-------- Extracted records
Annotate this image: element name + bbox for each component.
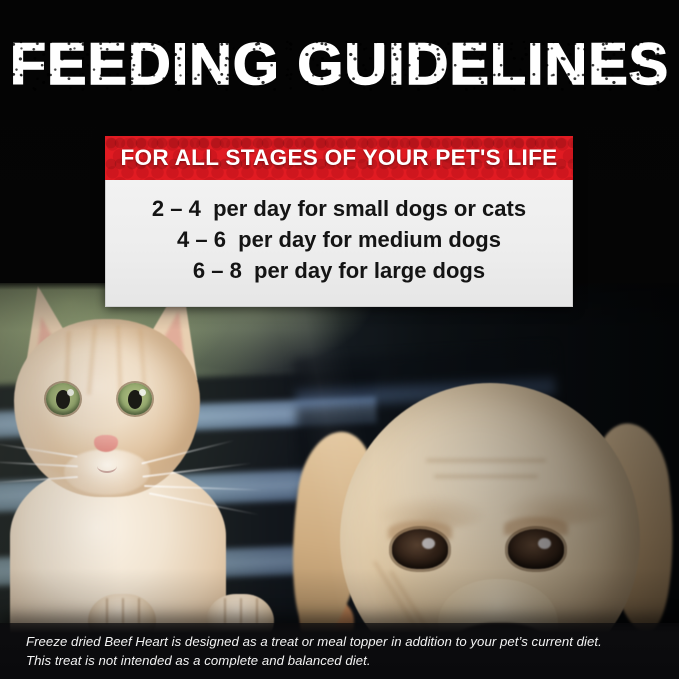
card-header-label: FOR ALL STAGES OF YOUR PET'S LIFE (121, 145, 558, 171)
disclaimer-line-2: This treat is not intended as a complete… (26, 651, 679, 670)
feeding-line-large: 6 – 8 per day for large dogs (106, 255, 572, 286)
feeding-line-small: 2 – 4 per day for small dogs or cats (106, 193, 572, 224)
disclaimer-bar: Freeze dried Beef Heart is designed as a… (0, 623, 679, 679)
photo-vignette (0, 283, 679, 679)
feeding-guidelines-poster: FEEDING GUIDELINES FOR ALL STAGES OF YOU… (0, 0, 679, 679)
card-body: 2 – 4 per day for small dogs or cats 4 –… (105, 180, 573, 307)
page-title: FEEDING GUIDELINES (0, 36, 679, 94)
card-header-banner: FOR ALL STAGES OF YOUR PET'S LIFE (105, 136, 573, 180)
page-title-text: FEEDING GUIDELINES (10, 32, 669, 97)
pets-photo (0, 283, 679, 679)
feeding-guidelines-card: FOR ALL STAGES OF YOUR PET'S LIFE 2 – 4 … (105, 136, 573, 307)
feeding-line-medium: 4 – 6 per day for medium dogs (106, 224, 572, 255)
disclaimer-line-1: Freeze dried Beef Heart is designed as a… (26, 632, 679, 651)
----------------
-------- Extracted records
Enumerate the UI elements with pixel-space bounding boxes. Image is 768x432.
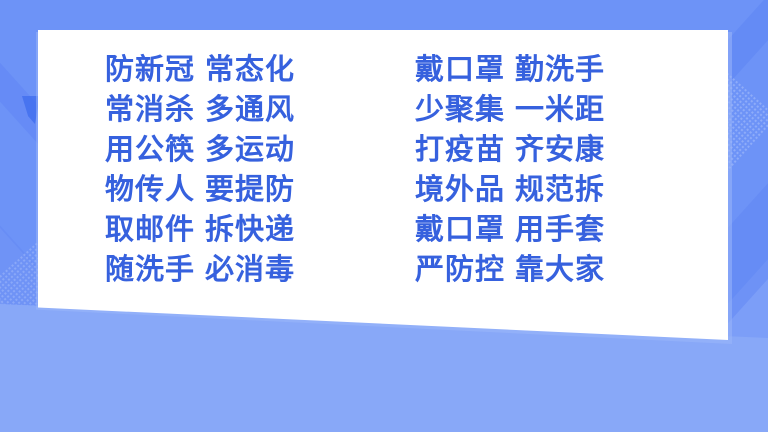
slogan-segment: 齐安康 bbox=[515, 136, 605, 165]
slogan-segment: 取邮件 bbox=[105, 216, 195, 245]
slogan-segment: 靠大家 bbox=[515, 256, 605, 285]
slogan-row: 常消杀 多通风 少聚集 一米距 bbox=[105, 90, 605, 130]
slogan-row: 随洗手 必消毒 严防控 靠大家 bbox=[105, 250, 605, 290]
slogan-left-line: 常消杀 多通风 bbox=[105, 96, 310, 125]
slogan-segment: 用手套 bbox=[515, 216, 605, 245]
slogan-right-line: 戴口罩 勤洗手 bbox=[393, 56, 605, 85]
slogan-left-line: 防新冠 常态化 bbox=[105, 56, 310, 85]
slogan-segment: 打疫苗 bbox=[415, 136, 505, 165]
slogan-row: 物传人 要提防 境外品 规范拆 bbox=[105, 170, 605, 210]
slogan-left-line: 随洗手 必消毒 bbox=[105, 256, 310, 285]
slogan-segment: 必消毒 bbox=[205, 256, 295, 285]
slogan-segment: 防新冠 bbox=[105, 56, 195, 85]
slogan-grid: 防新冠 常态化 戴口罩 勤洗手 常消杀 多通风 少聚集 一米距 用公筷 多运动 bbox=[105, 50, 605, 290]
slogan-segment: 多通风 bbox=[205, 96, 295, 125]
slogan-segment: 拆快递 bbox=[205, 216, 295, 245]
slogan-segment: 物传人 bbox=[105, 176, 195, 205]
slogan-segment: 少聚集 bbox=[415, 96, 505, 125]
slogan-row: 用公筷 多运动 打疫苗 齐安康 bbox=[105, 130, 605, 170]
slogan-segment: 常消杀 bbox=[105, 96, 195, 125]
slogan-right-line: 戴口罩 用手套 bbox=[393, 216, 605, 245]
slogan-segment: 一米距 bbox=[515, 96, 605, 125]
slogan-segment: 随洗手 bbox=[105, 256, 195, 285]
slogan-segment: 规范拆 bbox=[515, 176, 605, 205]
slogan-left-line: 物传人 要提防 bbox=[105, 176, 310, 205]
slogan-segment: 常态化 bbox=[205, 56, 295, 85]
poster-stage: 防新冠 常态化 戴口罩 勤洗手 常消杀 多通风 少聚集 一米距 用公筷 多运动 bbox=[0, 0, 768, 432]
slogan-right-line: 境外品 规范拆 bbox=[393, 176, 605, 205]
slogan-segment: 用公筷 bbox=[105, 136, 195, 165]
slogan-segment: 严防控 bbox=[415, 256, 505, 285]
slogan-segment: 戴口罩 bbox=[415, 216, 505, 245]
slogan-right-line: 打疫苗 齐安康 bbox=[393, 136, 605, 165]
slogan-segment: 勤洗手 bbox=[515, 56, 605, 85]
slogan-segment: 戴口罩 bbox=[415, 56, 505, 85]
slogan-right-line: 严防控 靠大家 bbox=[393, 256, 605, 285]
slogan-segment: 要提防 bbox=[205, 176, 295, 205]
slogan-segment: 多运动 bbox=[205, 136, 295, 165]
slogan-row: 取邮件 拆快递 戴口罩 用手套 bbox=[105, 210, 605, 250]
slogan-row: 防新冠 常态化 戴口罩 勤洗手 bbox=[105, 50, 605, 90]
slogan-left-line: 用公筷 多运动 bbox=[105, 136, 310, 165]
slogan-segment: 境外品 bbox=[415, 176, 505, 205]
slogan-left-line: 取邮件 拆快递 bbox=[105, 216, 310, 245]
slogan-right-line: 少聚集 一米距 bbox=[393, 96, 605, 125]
----------------
## Problem to solve
Copy the lines above character for character, starting with the line that contains "slogan-segment: 齐安康 bbox=[515, 136, 605, 165]" and going on through the line that contains "slogan-segment: 物传人 bbox=[105, 176, 195, 205]", with both of those lines included.

## Right answer
slogan-segment: 齐安康 bbox=[515, 136, 605, 165]
slogan-segment: 取邮件 bbox=[105, 216, 195, 245]
slogan-segment: 靠大家 bbox=[515, 256, 605, 285]
slogan-row: 常消杀 多通风 少聚集 一米距 bbox=[105, 90, 605, 130]
slogan-row: 随洗手 必消毒 严防控 靠大家 bbox=[105, 250, 605, 290]
slogan-left-line: 常消杀 多通风 bbox=[105, 96, 310, 125]
slogan-segment: 用手套 bbox=[515, 216, 605, 245]
slogan-right-line: 戴口罩 勤洗手 bbox=[393, 56, 605, 85]
slogan-left-line: 防新冠 常态化 bbox=[105, 56, 310, 85]
slogan-segment: 打疫苗 bbox=[415, 136, 505, 165]
slogan-row: 物传人 要提防 境外品 规范拆 bbox=[105, 170, 605, 210]
slogan-left-line: 随洗手 必消毒 bbox=[105, 256, 310, 285]
slogan-segment: 必消毒 bbox=[205, 256, 295, 285]
slogan-segment: 防新冠 bbox=[105, 56, 195, 85]
slogan-grid: 防新冠 常态化 戴口罩 勤洗手 常消杀 多通风 少聚集 一米距 用公筷 多运动 bbox=[105, 50, 605, 290]
slogan-segment: 多通风 bbox=[205, 96, 295, 125]
slogan-segment: 拆快递 bbox=[205, 216, 295, 245]
slogan-segment: 物传人 bbox=[105, 176, 195, 205]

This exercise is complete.